» EXERCISE GOAL: Copy out all of the material exactly as presented.

» THE DATA:
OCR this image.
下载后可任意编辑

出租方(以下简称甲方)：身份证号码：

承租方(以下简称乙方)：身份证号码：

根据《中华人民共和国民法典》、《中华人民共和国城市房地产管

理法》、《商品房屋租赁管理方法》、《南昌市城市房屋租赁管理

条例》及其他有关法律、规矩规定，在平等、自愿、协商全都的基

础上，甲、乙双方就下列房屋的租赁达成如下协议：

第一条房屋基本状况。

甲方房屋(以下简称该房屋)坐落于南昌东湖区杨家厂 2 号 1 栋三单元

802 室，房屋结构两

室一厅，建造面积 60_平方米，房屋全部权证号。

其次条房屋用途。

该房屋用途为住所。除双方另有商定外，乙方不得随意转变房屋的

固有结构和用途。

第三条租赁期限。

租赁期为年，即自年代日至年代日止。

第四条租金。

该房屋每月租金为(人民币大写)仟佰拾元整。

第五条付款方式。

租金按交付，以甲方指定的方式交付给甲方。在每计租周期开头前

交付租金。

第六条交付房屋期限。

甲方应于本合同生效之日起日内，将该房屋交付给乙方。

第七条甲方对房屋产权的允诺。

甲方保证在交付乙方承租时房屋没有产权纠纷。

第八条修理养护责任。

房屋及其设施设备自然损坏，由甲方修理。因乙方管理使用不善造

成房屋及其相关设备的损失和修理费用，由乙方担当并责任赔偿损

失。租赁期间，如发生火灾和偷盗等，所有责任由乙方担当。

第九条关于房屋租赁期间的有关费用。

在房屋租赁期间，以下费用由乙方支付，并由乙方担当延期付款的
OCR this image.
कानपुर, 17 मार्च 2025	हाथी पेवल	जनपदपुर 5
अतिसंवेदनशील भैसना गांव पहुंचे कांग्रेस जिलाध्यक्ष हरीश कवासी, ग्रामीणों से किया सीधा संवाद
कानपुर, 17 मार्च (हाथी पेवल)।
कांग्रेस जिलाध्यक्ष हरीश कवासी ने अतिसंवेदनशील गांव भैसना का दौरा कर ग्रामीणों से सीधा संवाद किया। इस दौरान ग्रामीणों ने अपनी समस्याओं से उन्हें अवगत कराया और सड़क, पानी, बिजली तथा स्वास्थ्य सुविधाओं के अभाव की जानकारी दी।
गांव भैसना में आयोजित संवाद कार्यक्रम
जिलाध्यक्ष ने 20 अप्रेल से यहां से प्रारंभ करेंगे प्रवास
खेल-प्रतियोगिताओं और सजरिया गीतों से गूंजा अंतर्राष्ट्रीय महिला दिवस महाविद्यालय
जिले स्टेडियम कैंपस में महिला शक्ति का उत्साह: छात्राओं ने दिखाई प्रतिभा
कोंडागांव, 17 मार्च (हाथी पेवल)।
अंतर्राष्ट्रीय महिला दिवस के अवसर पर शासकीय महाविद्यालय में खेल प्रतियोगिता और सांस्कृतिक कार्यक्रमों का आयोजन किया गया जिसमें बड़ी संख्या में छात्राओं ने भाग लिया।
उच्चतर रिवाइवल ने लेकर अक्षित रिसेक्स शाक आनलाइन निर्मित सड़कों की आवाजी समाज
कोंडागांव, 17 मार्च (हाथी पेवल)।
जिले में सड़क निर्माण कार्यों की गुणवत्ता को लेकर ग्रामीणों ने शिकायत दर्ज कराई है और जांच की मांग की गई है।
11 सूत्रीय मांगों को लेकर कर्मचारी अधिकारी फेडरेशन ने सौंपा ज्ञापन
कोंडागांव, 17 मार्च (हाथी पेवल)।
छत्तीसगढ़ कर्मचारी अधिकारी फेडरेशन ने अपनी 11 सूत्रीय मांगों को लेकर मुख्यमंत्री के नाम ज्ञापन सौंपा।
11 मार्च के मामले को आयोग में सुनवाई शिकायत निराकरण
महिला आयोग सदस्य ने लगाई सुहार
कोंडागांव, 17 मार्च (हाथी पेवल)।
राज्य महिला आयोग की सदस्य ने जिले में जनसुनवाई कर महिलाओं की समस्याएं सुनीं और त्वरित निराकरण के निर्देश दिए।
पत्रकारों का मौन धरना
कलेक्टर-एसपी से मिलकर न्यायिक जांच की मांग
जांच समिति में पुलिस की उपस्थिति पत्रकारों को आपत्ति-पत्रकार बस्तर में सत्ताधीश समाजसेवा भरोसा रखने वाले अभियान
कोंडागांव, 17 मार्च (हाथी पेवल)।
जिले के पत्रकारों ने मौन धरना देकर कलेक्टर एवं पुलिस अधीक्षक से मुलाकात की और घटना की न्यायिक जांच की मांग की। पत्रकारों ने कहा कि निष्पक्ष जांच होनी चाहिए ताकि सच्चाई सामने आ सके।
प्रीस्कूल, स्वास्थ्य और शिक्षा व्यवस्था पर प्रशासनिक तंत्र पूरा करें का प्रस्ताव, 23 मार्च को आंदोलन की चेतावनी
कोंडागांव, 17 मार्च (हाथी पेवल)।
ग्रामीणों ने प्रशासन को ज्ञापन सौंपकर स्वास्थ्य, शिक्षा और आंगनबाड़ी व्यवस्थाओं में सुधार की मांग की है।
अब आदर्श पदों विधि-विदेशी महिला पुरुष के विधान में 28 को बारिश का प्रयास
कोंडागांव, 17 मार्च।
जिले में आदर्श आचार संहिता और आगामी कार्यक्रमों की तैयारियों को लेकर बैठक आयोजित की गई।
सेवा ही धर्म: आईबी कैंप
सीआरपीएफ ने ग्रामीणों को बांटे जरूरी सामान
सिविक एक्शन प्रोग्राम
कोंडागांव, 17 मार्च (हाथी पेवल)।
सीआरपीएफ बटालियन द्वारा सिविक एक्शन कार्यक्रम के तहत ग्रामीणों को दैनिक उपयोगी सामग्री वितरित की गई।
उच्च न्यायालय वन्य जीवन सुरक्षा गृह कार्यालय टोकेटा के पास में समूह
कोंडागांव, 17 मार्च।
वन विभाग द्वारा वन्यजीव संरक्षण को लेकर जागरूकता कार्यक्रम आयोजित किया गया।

» WRITTEN RESPONSE:
OCR this image.
下载后可任意编辑

出租方(以下简称甲方)：身份证号码：

承租方(以下简称乙方)：身份证号码：

根据《中华人民共和国民法典》、《中华人民共和国城市房地产管

理法》、《商品房屋租赁管理方法》、《南昌市城市房屋租赁管理

条例》及其他有关法律、规矩规定，在平等、自愿、协商全都的基

础上，甲、乙双方就下列房屋的租赁达成如下协议：

第一条房屋基本状况。

甲方房屋(以下简称该房屋)坐落于南昌东湖区杨家厂 2 号 1 栋三单元

802 室，房屋结构两

室一厅，建造面积 60_平方米，房屋全部权证号。

其次条房屋用途。

该房屋用途为住所。除双方另有商定外，乙方不得随意转变房屋的

固有结构和用途。

第三条租赁期限。

租赁期为年，即自年代日至年代日止。

第四条租金。

该房屋每月租金为(人民币大写)仟佰拾元整。

第五条付款方式。

租金按交付，以甲方指定的方式交付给甲方。在每计租周期开头前

交付租金。

第六条交付房屋期限。

甲方应于本合同生效之日起日内，将该房屋交付给乙方。

第七条甲方对房屋产权的允诺。

甲方保证在交付乙方承租时房屋没有产权纠纷。

第八条修理养护责任。

房屋及其设施设备自然损坏，由甲方修理。因乙方管理使用不善造

成房屋及其相关设备的损失和修理费用，由乙方担当并责任赔偿损

失。租赁期间，如发生火灾和偷盗等，所有责任由乙方担当。

第九条关于房屋租赁期间的有关费用。

在房屋租赁期间，以下费用由乙方支付，并由乙方担当延期付款的
OCR this image.
कानपुर, 17 मार्च 2025	हाथी पेवल	जनपदपुर 5
अतिसंवेदनशील भैसना गांव पहुंचे कांग्रेस जिलाध्यक्ष हरीश कवासी, ग्रामीणों से किया सीधा संवाद
कानपुर, 17 मार्च (हाथी पेवल)।
कांग्रेस जिलाध्यक्ष हरीश कवासी ने अतिसंवेदनशील गांव भैसना का दौरा कर ग्रामीणों से सीधा संवाद किया। इस दौरान ग्रामीणों ने अपनी समस्याओं से उन्हें अवगत कराया और सड़क, पानी, बिजली तथा स्वास्थ्य सुविधाओं के अभाव की जानकारी दी।
गांव भैसना में आयोजित संवाद कार्यक्रम
जिलाध्यक्ष ने 20 अप्रेल से यहां से प्रारंभ करेंगे प्रवास
खेल-प्रतियोगिताओं और सजरिया गीतों से गूंजा अंतर्राष्ट्रीय महिला दिवस महाविद्यालय
जिले स्टेडियम कैंपस में महिला शक्ति का उत्साह: छात्राओं ने दिखाई प्रतिभा
कोंडागांव, 17 मार्च (हाथी पेवल)।
अंतर्राष्ट्रीय महिला दिवस के अवसर पर शासकीय महाविद्यालय में खेल प्रतियोगिता और सांस्कृतिक कार्यक्रमों का आयोजन किया गया जिसमें बड़ी संख्या में छात्राओं ने भाग लिया।
उच्चतर रिवाइवल ने लेकर अक्षित रिसेक्स शाक आनलाइन निर्मित सड़कों की आवाजी समाज
कोंडागांव, 17 मार्च (हाथी पेवल)।
जिले में सड़क निर्माण कार्यों की गुणवत्ता को लेकर ग्रामीणों ने शिकायत दर्ज कराई है और जांच की मांग की गई है।
11 सूत्रीय मांगों को लेकर कर्मचारी अधिकारी फेडरेशन ने सौंपा ज्ञापन
कोंडागांव, 17 मार्च (हाथी पेवल)।
छत्तीसगढ़ कर्मचारी अधिकारी फेडरेशन ने अपनी 11 सूत्रीय मांगों को लेकर मुख्यमंत्री के नाम ज्ञापन सौंपा।
11 मार्च के मामले को आयोग में सुनवाई शिकायत निराकरण
महिला आयोग सदस्य ने लगाई सुहार
कोंडागांव, 17 मार्च (हाथी पेवल)।
राज्य महिला आयोग की सदस्य ने जिले में जनसुनवाई कर महिलाओं की समस्याएं सुनीं और त्वरित निराकरण के निर्देश दिए।
पत्रकारों का मौन धरना
कलेक्टर-एसपी से मिलकर न्यायिक जांच की मांग
जांच समिति में पुलिस की उपस्थिति पत्रकारों को आपत्ति-पत्रकार बस्तर में सत्ताधीश समाजसेवा भरोसा रखने वाले अभियान
कोंडागांव, 17 मार्च (हाथी पेवल)।
जिले के पत्रकारों ने मौन धरना देकर कलेक्टर एवं पुलिस अधीक्षक से मुलाकात की और घटना की न्यायिक जांच की मांग की। पत्रकारों ने कहा कि निष्पक्ष जांच होनी चाहिए ताकि सच्चाई सामने आ सके।
प्रीस्कूल, स्वास्थ्य और शिक्षा व्यवस्था पर प्रशासनिक तंत्र पूरा करें का प्रस्ताव, 23 मार्च को आंदोलन की चेतावनी
कोंडागांव, 17 मार्च (हाथी पेवल)।
ग्रामीणों ने प्रशासन को ज्ञापन सौंपकर स्वास्थ्य, शिक्षा और आंगनबाड़ी व्यवस्थाओं में सुधार की मांग की है।
अब आदर्श पदों विधि-विदेशी महिला पुरुष के विधान में 28 को बारिश का प्रयास
कोंडागांव, 17 मार्च।
जिले में आदर्श आचार संहिता और आगामी कार्यक्रमों की तैयारियों को लेकर बैठक आयोजित की गई।
सेवा ही धर्म: आईबी कैंप
सीआरपीएफ ने ग्रामीणों को बांटे जरूरी सामान
सिविक एक्शन प्रोग्राम
कोंडागांव, 17 मार्च (हाथी पेवल)।
सीआरपीएफ बटालियन द्वारा सिविक एक्शन कार्यक्रम के तहत ग्रामीणों को दैनिक उपयोगी सामग्री वितरित की गई।
उच्च न्यायालय वन्य जीवन सुरक्षा गृह कार्यालय टोकेटा के पास में समूह
कोंडागांव, 17 मार्च।
वन विभाग द्वारा वन्यजीव संरक्षण को लेकर जागरूकता कार्यक्रम आयोजित किया गया।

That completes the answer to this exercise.